## Given exercise:
Below is a listing. Gather each line of it that contains "轴的左边".

(Entries from a dataset)
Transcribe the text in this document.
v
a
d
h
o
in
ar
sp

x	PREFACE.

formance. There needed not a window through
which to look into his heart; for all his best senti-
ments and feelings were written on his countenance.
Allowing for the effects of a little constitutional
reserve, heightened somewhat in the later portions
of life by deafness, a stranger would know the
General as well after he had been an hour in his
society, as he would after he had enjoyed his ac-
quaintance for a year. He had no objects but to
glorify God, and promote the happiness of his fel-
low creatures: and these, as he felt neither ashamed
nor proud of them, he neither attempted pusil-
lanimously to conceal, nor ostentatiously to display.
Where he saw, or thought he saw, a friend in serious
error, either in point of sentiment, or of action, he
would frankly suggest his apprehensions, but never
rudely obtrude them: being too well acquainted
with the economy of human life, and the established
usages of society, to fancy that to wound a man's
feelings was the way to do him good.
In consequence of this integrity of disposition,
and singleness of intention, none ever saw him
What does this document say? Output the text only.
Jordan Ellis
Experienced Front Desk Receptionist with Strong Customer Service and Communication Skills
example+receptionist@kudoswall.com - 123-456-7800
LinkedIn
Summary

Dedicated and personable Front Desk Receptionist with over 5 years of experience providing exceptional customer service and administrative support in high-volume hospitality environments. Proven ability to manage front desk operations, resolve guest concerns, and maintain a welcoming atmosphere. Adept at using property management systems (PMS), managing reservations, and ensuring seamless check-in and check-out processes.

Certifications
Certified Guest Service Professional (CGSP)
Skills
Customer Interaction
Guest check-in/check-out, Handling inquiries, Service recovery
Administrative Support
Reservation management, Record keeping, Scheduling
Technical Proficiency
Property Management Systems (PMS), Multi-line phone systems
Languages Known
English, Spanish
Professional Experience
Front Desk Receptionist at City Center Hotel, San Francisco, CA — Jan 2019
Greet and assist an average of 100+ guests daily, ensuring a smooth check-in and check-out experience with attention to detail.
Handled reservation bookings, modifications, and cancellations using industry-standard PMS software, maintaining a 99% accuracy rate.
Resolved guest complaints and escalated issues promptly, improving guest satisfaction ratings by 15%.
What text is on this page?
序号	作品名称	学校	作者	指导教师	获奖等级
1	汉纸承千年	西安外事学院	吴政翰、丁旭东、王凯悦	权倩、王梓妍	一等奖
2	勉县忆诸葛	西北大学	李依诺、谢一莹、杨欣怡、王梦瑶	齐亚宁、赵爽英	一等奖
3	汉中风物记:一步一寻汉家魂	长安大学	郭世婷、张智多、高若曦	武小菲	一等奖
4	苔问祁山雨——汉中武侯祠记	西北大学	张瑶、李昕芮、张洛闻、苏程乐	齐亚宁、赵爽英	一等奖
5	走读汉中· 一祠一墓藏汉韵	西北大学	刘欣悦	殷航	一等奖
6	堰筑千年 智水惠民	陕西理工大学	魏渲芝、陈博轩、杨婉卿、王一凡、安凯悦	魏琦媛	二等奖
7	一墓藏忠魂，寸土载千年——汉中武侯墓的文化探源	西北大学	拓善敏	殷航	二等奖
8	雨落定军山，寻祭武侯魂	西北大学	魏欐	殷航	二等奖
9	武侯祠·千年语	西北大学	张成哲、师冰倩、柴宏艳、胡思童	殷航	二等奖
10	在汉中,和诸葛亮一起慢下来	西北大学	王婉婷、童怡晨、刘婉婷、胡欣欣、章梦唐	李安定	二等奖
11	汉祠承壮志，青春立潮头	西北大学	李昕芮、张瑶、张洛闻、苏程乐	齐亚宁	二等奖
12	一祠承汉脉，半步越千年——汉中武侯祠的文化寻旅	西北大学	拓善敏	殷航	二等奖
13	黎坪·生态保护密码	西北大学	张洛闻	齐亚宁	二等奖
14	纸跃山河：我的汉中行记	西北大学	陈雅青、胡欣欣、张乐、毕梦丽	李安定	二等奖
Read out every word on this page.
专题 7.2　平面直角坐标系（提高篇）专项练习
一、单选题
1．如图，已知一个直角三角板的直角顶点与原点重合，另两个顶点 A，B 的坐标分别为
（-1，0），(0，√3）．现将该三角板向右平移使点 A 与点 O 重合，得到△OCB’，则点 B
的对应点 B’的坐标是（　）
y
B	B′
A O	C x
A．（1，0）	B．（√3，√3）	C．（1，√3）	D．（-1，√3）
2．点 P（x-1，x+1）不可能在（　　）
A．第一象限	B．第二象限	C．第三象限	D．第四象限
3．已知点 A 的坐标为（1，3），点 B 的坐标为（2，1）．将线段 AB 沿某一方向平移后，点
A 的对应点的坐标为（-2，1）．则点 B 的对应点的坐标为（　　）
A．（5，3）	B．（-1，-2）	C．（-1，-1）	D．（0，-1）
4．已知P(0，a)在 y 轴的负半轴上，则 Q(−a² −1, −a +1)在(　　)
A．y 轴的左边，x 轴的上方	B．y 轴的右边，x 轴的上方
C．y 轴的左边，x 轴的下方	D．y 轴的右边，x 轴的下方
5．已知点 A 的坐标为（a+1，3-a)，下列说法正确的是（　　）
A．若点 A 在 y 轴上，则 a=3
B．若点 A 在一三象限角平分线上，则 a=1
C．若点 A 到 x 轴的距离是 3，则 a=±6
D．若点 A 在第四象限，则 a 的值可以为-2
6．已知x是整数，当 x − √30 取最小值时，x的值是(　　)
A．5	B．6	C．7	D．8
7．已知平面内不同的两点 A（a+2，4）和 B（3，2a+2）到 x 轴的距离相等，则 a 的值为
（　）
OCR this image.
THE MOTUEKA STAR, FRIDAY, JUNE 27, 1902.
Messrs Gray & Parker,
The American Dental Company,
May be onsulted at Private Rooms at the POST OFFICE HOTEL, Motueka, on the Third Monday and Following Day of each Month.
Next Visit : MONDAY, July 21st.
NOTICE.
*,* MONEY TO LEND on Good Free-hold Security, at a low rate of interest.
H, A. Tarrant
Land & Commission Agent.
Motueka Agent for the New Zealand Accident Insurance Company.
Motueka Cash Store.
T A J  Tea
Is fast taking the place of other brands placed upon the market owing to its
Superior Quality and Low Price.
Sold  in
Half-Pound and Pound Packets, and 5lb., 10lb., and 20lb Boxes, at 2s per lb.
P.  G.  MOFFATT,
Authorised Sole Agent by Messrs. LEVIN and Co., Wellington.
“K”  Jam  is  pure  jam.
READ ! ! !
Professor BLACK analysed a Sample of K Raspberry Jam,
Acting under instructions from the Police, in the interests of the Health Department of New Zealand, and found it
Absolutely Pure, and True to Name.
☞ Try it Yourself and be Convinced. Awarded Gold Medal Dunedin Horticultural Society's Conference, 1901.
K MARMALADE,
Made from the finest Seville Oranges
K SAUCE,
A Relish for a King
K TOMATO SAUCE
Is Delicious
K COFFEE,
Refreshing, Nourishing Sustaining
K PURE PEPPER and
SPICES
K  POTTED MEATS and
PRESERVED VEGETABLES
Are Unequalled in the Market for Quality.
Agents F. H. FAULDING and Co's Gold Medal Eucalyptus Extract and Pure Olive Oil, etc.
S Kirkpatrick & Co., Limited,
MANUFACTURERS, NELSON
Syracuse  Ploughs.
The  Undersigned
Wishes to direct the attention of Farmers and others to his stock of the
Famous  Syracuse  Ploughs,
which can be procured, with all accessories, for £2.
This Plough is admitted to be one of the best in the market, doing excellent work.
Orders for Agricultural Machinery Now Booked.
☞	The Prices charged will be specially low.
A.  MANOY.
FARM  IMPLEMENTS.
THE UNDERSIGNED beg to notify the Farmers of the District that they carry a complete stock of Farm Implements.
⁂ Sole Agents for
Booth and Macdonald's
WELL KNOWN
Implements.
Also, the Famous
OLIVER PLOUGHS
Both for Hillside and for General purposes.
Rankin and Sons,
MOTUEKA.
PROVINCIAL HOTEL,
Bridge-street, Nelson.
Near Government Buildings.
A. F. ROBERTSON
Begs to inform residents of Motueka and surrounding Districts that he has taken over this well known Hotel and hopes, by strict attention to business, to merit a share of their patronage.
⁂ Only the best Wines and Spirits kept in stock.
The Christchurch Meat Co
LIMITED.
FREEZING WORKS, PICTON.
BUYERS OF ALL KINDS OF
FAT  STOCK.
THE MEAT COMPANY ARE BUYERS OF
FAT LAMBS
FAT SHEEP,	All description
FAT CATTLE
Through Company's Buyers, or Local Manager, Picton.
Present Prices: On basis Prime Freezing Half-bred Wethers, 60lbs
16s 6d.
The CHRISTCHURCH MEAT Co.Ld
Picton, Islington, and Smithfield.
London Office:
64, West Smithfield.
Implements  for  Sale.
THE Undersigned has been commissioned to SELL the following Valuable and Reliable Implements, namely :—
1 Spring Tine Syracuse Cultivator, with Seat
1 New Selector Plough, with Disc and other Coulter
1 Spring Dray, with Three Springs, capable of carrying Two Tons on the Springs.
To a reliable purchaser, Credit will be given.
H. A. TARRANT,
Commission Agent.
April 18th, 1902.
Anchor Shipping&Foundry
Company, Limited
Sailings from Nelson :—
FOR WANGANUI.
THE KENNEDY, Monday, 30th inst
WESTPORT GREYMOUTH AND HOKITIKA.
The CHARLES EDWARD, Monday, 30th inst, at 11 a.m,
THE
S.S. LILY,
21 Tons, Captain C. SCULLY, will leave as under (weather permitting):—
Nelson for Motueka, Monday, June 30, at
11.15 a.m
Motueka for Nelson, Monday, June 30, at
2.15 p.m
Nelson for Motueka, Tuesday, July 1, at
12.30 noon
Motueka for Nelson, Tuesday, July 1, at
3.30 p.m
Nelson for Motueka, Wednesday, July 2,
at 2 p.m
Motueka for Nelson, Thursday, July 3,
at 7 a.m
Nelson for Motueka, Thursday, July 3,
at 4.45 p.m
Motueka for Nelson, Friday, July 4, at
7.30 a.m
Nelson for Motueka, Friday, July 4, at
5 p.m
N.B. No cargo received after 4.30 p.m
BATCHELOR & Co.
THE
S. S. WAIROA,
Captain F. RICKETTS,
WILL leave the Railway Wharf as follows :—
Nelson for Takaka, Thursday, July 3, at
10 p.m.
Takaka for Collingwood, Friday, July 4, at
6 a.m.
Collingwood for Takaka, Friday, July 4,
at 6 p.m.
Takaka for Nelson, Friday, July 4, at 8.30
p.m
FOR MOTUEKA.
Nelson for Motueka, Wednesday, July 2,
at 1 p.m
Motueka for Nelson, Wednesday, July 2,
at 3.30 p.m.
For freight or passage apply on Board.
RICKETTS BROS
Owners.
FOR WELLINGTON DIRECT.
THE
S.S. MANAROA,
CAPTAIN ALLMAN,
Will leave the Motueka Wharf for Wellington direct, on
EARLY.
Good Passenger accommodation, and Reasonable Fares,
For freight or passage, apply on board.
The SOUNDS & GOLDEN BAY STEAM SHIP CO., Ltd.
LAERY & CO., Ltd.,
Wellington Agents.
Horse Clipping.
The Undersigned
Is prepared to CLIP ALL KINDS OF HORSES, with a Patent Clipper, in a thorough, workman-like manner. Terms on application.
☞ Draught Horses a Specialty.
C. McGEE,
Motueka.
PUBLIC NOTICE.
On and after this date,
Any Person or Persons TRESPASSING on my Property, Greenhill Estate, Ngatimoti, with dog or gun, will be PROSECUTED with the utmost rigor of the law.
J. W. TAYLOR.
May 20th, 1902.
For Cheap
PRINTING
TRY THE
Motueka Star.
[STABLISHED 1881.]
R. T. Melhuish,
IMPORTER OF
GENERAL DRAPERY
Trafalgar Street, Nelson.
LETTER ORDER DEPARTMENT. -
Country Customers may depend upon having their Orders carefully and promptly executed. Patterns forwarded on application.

## The answer:
A．y 轴的左边，x 轴的上方	B．y 轴的右边，x 轴的上方
C．y 轴的左边，x 轴的下方	D．y 轴的右边，x 轴的下方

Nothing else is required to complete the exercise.